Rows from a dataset
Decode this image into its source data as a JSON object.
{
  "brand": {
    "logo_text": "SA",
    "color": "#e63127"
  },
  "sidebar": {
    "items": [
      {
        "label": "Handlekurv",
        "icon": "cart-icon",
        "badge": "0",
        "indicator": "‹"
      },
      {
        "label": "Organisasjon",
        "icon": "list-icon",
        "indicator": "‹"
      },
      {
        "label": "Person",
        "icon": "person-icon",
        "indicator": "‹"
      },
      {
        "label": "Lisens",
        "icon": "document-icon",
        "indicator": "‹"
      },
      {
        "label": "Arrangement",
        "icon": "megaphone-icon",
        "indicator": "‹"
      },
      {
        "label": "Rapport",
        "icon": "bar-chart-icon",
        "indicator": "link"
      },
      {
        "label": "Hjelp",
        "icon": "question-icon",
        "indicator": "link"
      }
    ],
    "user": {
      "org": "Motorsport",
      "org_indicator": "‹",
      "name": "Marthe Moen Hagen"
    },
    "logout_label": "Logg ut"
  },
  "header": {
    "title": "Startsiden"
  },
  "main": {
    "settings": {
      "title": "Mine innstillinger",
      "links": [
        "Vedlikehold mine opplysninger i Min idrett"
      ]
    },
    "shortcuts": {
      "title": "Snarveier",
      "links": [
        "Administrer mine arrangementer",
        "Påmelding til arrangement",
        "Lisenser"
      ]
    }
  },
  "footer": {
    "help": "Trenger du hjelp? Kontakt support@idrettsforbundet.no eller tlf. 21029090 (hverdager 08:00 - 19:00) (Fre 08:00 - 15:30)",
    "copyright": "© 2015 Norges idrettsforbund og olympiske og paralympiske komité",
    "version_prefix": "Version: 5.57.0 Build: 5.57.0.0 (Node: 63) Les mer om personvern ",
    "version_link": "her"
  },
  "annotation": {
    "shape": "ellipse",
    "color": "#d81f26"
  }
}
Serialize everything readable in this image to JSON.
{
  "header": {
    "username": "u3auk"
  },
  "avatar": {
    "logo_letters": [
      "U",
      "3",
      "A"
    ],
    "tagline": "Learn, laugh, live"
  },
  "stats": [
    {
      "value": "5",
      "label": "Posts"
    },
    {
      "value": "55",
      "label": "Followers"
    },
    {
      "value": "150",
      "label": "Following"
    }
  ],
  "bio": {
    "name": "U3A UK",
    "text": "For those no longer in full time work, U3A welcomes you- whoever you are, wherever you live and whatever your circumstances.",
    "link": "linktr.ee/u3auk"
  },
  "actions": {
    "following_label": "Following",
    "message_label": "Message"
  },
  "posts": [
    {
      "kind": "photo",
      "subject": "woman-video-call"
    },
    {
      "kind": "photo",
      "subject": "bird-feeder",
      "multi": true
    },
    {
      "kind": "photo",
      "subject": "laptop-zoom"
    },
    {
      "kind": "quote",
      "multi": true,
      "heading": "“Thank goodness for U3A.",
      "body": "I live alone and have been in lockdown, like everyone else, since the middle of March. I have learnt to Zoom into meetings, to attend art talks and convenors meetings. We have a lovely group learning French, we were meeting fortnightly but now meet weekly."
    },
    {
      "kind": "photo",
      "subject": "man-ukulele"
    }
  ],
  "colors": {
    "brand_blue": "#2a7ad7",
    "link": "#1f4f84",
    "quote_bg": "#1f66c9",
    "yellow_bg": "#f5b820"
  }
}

-- Required task --
Repeat all the entries exactly as given.

-- Correct response --
Decode this image into its source data as a JSON object.
{
  "brand": {
    "logo_text": "SA",
    "color": "#e63127"
  },
  "sidebar": {
    "items": [
      {
        "label": "Handlekurv",
        "icon": "cart-icon",
        "badge": "0",
        "indicator": "‹"
      },
      {
        "label": "Organisasjon",
        "icon": "list-icon",
        "indicator": "‹"
      },
      {
        "label": "Person",
        "icon": "person-icon",
        "indicator": "‹"
      },
      {
        "label": "Lisens",
        "icon": "document-icon",
        "indicator": "‹"
      },
      {
        "label": "Arrangement",
        "icon": "megaphone-icon",
        "indicator": "‹"
      },
      {
        "label": "Rapport",
        "icon": "bar-chart-icon",
        "indicator": "link"
      },
      {
        "label": "Hjelp",
        "icon": "question-icon",
        "indicator": "link"
      }
    ],
    "user": {
      "org": "Motorsport",
      "org_indicator": "‹",
      "name": "Marthe Moen Hagen"
    },
    "logout_label": "Logg ut"
  },
  "header": {
    "title": "Startsiden"
  },
  "main": {
    "settings": {
      "title": "Mine innstillinger",
      "links": [
        "Vedlikehold mine opplysninger i Min idrett"
      ]
    },
    "shortcuts": {
      "title": "Snarveier",
      "links": [
        "Administrer mine arrangementer",
        "Påmelding til arrangement",
        "Lisenser"
      ]
    }
  },
  "footer": {
    "help": "Trenger du hjelp? Kontakt support@idrettsforbundet.no eller tlf. 21029090 (hverdager 08:00 - 19:00) (Fre 08:00 - 15:30)",
    "copyright": "© 2015 Norges idrettsforbund og olympiske og paralympiske komité",
    "version_prefix": "Version: 5.57.0 Build: 5.57.0.0 (Node: 63) Les mer om personvern ",
    "version_link": "her"
  },
  "annotation": {
    "shape": "ellipse",
    "color": "#d81f26"
  }
}
Serialize everything readable in this image to JSON.
{
  "header": {
    "username": "u3auk"
  },
  "avatar": {
    "logo_letters": [
      "U",
      "3",
      "A"
    ],
    "tagline": "Learn, laugh, live"
  },
  "stats": [
    {
      "value": "5",
      "label": "Posts"
    },
    {
      "value": "55",
      "label": "Followers"
    },
    {
      "value": "150",
      "label": "Following"
    }
  ],
  "bio": {
    "name": "U3A UK",
    "text": "For those no longer in full time work, U3A welcomes you- whoever you are, wherever you live and whatever your circumstances.",
    "link": "linktr.ee/u3auk"
  },
  "actions": {
    "following_label": "Following",
    "message_label": "Message"
  },
  "posts": [
    {
      "kind": "photo",
      "subject": "woman-video-call"
    },
    {
      "kind": "photo",
      "subject": "bird-feeder",
      "multi": true
    },
    {
      "kind": "photo",
      "subject": "laptop-zoom"
    },
    {
      "kind": "quote",
      "multi": true,
      "heading": "“Thank goodness for U3A.",
      "body": "I live alone and have been in lockdown, like everyone else, since the middle of March. I have learnt to Zoom into meetings, to attend art talks and convenors meetings. We have a lovely group learning French, we were meeting fortnightly but now meet weekly."
    },
    {
      "kind": "photo",
      "subject": "man-ukulele"
    }
  ],
  "colors": {
    "brand_blue": "#2a7ad7",
    "link": "#1f4f84",
    "quote_bg": "#1f66c9",
    "yellow_bg": "#f5b820"
  }
}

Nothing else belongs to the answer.